EXERCISE =
Search the records below for the word "flowers". Pull out each line that has it.

DATA FOR PROCESSING =

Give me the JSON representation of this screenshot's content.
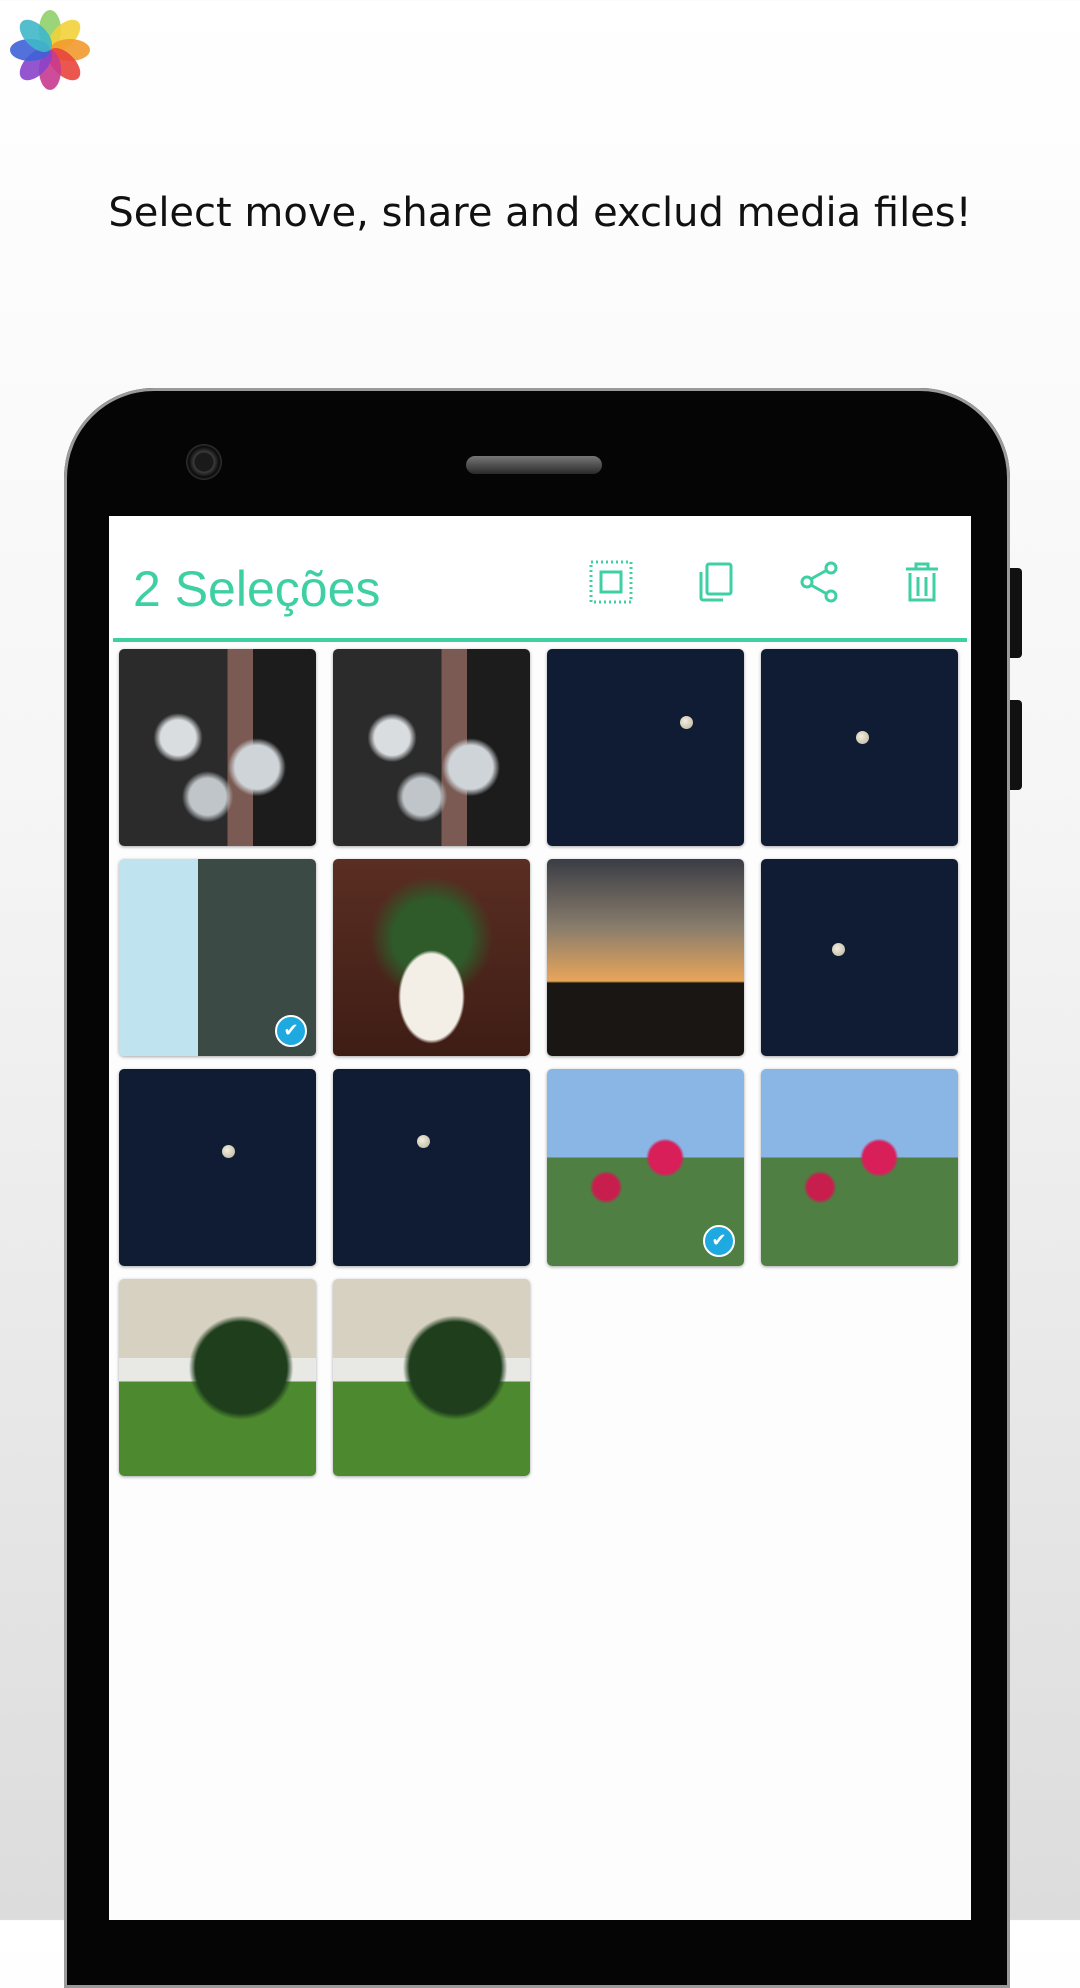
{
  "headline": "Select move, share and exclud media files!",
  "app_bar": {
    "title": "2 Seleções",
    "accent_color": "#3ecfa3",
    "actions": [
      {
        "name": "select-all-icon"
      },
      {
        "name": "copy-icon"
      },
      {
        "name": "share-icon"
      },
      {
        "name": "delete-icon"
      }
    ]
  },
  "grid": {
    "columns": 4,
    "photos": [
      {
        "name": "photo-glassware-1",
        "subject": "glassware",
        "selected": false
      },
      {
        "name": "photo-glassware-2",
        "subject": "glassware",
        "selected": false
      },
      {
        "name": "photo-moon-1",
        "subject": "moon",
        "selected": false
      },
      {
        "name": "photo-moon-2",
        "subject": "moon",
        "selected": false
      },
      {
        "name": "photo-wall-lamp",
        "subject": "wall",
        "selected": true
      },
      {
        "name": "photo-potted-plant",
        "subject": "pot",
        "selected": false
      },
      {
        "name": "photo-sunset",
        "subject": "sunset",
        "selected": false
      },
      {
        "name": "photo-moon-3",
        "subject": "moon",
        "selected": false
      },
      {
        "name": "photo-moon-4",
        "subject": "moon",
        "selected": false
      },
      {
        "name": "photo-moon-5",
        "subject": "moon",
        "selected": false
      },
      {
        "name": "photo-flowers-1",
        "subject": "flowers",
        "selected": true
      },
      {
        "name": "photo-flowers-2",
        "subject": "flowers",
        "selected": false
      },
      {
        "name": "photo-garden-plant-1",
        "subject": "garden",
        "selected": false
      },
      {
        "name": "photo-garden-plant-2",
        "subject": "garden",
        "selected": false
      }
    ],
    "selection_color": "#1fa9e1"
  }
}
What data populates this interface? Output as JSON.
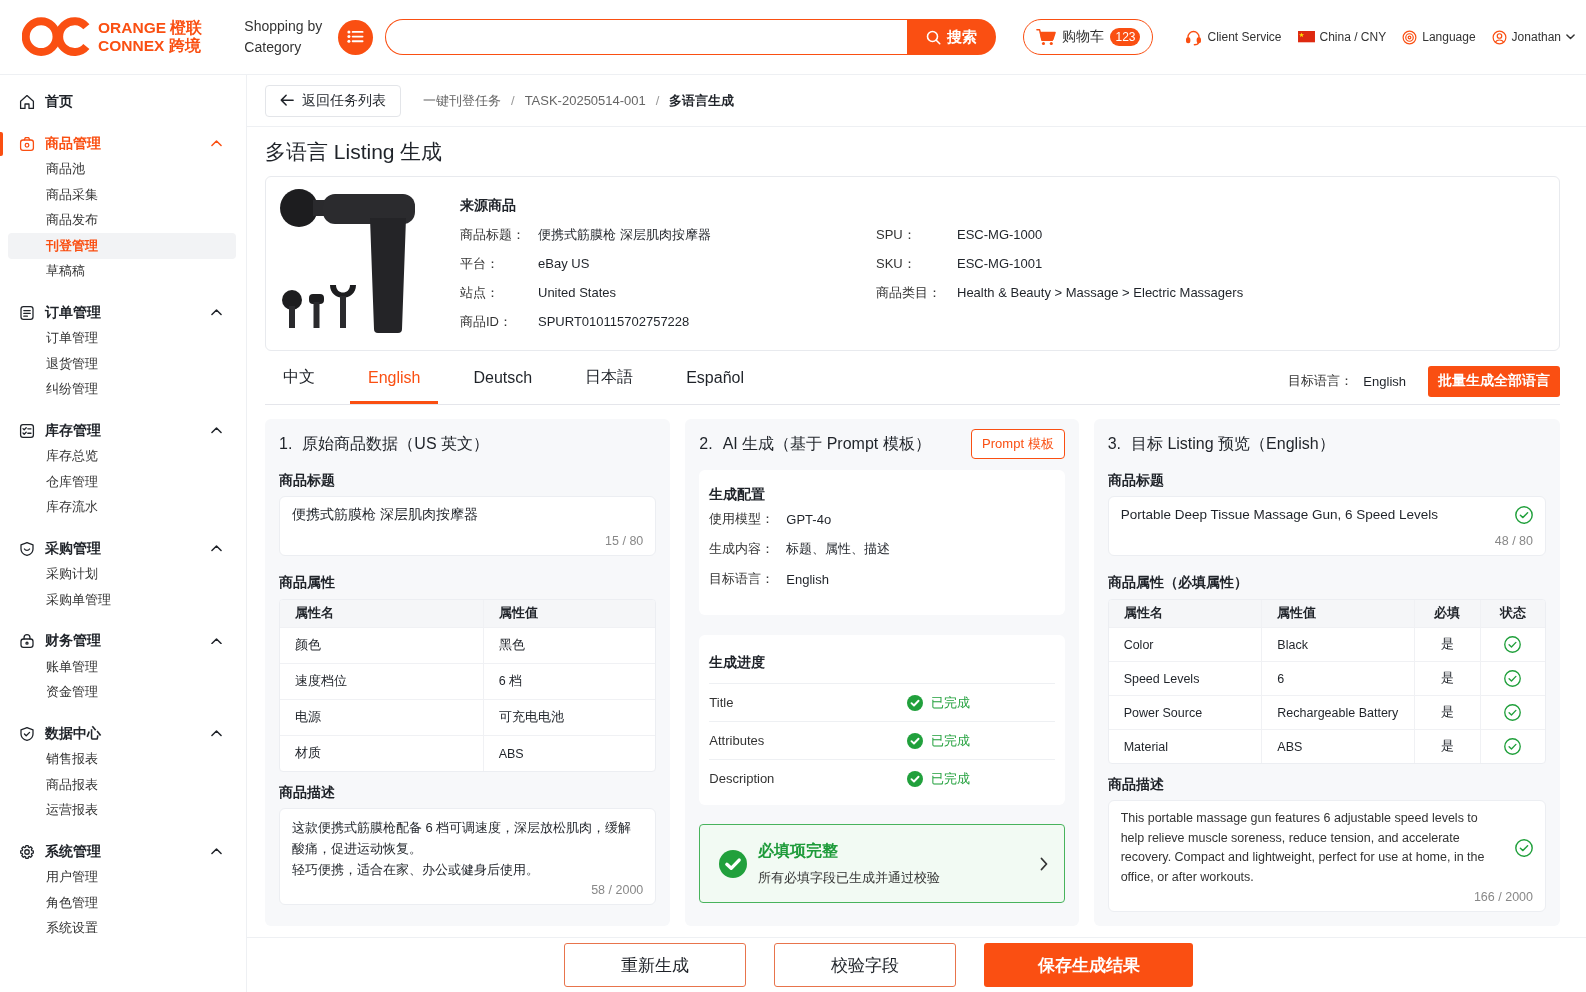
{
  "header": {
    "logo": {
      "lines": [
        "ORANGE 橙联",
        "CONNEX 跨境"
      ]
    },
    "category_label": "Shopping by Category",
    "search": {
      "button": "搜索"
    },
    "cart": {
      "label": "购物车",
      "badge": "123"
    },
    "links": [
      "Client Service",
      "China / CNY",
      "Language"
    ],
    "user": "Jonathan"
  },
  "sidebar": {
    "items": [
      {
        "kind": "link",
        "label": "首页",
        "selected": false
      },
      {
        "kind": "group",
        "label": "商品管理",
        "selected": true,
        "expanded": true,
        "children": [
          {
            "label": "商品池",
            "selected": false
          },
          {
            "label": "商品采集",
            "selected": false
          },
          {
            "label": "商品发布",
            "selected": false
          },
          {
            "label": "刊登管理",
            "selected": true
          },
          {
            "label": "草稿稿",
            "selected": false
          }
        ]
      },
      {
        "kind": "group",
        "label": "订单管理",
        "selected": false,
        "expanded": true,
        "children": [
          {
            "label": "订单管理",
            "selected": false
          },
          {
            "label": "退货管理",
            "selected": false
          },
          {
            "label": "纠纷管理",
            "selected": false
          }
        ]
      },
      {
        "kind": "group",
        "label": "库存管理",
        "selected": false,
        "expanded": true,
        "children": [
          {
            "label": "库存总览",
            "selected": false
          },
          {
            "label": "仓库管理",
            "selected": false
          },
          {
            "label": "库存流水",
            "selected": false
          }
        ]
      },
      {
        "kind": "group",
        "label": "采购管理",
        "selected": false,
        "expanded": true,
        "children": [
          {
            "label": "采购计划",
            "selected": false
          },
          {
            "label": "采购单管理",
            "selected": false
          }
        ]
      },
      {
        "kind": "group",
        "label": "财务管理",
        "selected": false,
        "expanded": true,
        "children": [
          {
            "label": "账单管理",
            "selected": false
          },
          {
            "label": "资金管理",
            "selected": false
          }
        ]
      },
      {
        "kind": "group",
        "label": "数据中心",
        "selected": false,
        "expanded": true,
        "children": [
          {
            "label": "销售报表",
            "selected": false
          },
          {
            "label": "商品报表",
            "selected": false
          },
          {
            "label": "运营报表",
            "selected": false
          }
        ]
      },
      {
        "kind": "group",
        "label": "系统管理",
        "selected": false,
        "expanded": true,
        "children": [
          {
            "label": "用户管理",
            "selected": false
          },
          {
            "label": "角色管理",
            "selected": false
          },
          {
            "label": "系统设置",
            "selected": false
          }
        ]
      }
    ]
  },
  "breadcrumb": {
    "back": "返回任务列表",
    "separator": "/",
    "items": [
      {
        "label": "一键刊登任务",
        "current": false
      },
      {
        "label": "TASK-20250514-001",
        "current": false
      },
      {
        "label": "多语言生成",
        "current": true
      }
    ]
  },
  "page_title": "多语言 Listing 生成",
  "source_product": {
    "heading": "来源商品",
    "fields_left": [
      {
        "label": "商品标题：",
        "value": "便携式筋膜枪 深层肌肉按摩器"
      },
      {
        "label": "平台：",
        "value": "eBay US"
      },
      {
        "label": "站点：",
        "value": "United States"
      },
      {
        "label": "商品ID：",
        "value": "SPURT010115702757228"
      }
    ],
    "fields_right": [
      {
        "label": "SPU：",
        "value": "ESC-MG-1000"
      },
      {
        "label": "SKU：",
        "value": "ESC-MG-1001"
      },
      {
        "label": "商品类目：",
        "value": "Health & Beauty > Massage > Electric Massagers"
      }
    ]
  },
  "tabs": [
    {
      "label": "中文",
      "selected": false
    },
    {
      "label": "English",
      "selected": true
    },
    {
      "label": "Deutsch",
      "selected": false
    },
    {
      "label": "日本語",
      "selected": false
    },
    {
      "label": "Español",
      "selected": false
    }
  ],
  "target_language": {
    "label": "目标语言：",
    "value": "English"
  },
  "batch_button": "批量生成全部语言",
  "original_panel": {
    "number": "1.",
    "title": "原始商品数据（US 英文）",
    "title_section": {
      "heading": "商品标题",
      "value": "便携式筋膜枪 深层肌肉按摩器",
      "count": "15 / 80"
    },
    "attributes": {
      "heading": "商品属性",
      "columns": [
        "属性名",
        "属性值"
      ],
      "rows": [
        {
          "name": "颜色",
          "value": "黑色"
        },
        {
          "name": "速度档位",
          "value": "6 档"
        },
        {
          "name": "电源",
          "value": "可充电电池"
        },
        {
          "name": "材质",
          "value": "ABS"
        }
      ]
    },
    "description": {
      "heading": "商品描述",
      "paragraphs": [
        "这款便携式筋膜枪配备 6 档可调速度，深层放松肌肉，缓解酸痛，促进运动恢复。",
        "轻巧便携，适合在家、办公或健身后使用。"
      ],
      "count": "58 / 2000"
    }
  },
  "ai_panel": {
    "number": "2.",
    "title": "AI 生成（基于 Prompt 模板）",
    "template_button": "Prompt 模板",
    "config": {
      "heading": "生成配置",
      "rows": [
        {
          "label": "使用模型：",
          "value": "GPT-4o"
        },
        {
          "label": "生成内容：",
          "value": "标题、属性、描述"
        },
        {
          "label": "目标语言：",
          "value": "English"
        }
      ]
    },
    "progress": {
      "heading": "生成进度",
      "items": [
        {
          "label": "Title",
          "status": "已完成",
          "done": true
        },
        {
          "label": "Attributes",
          "status": "已完成",
          "done": true
        },
        {
          "label": "Description",
          "status": "已完成",
          "done": true
        }
      ]
    },
    "validation": {
      "title": "必填项完整",
      "message": "所有必填字段已生成并通过校验",
      "passed": true
    }
  },
  "preview_panel": {
    "number": "3.",
    "title": "目标 Listing 预览（English）",
    "title_section": {
      "heading": "商品标题",
      "value": "Portable Deep Tissue Massage Gun, 6 Speed Levels",
      "count": "48 / 80",
      "valid": true
    },
    "attributes": {
      "heading": "商品属性（必填属性）",
      "columns": [
        "属性名",
        "属性值",
        "必填",
        "状态"
      ],
      "rows": [
        {
          "name": "Color",
          "value": "Black",
          "required": "是",
          "valid": true
        },
        {
          "name": "Speed Levels",
          "value": "6",
          "required": "是",
          "valid": true
        },
        {
          "name": "Power Source",
          "value": "Rechargeable Battery",
          "required": "是",
          "valid": true
        },
        {
          "name": "Material",
          "value": "ABS",
          "required": "是",
          "valid": true
        }
      ]
    },
    "description": {
      "heading": "商品描述",
      "paragraphs": [
        "This portable massage gun features 6 adjustable speed levels to help relieve muscle soreness, reduce tension, and accelerate recovery. Compact and lightweight, perfect for use at home, in the office, or after workouts."
      ],
      "count": "166 / 2000",
      "valid": true
    }
  },
  "footer_buttons": [
    {
      "label": "重新生成",
      "kind": "secondary"
    },
    {
      "label": "校验字段",
      "kind": "secondary"
    },
    {
      "label": "保存生成结果",
      "kind": "primary"
    }
  ]
}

COMPLETED EXERCISE =
        "name": "photo-flowers-1",
        "subject": "flowers",
        "name": "photo-flowers-2",
        "subject": "flowers",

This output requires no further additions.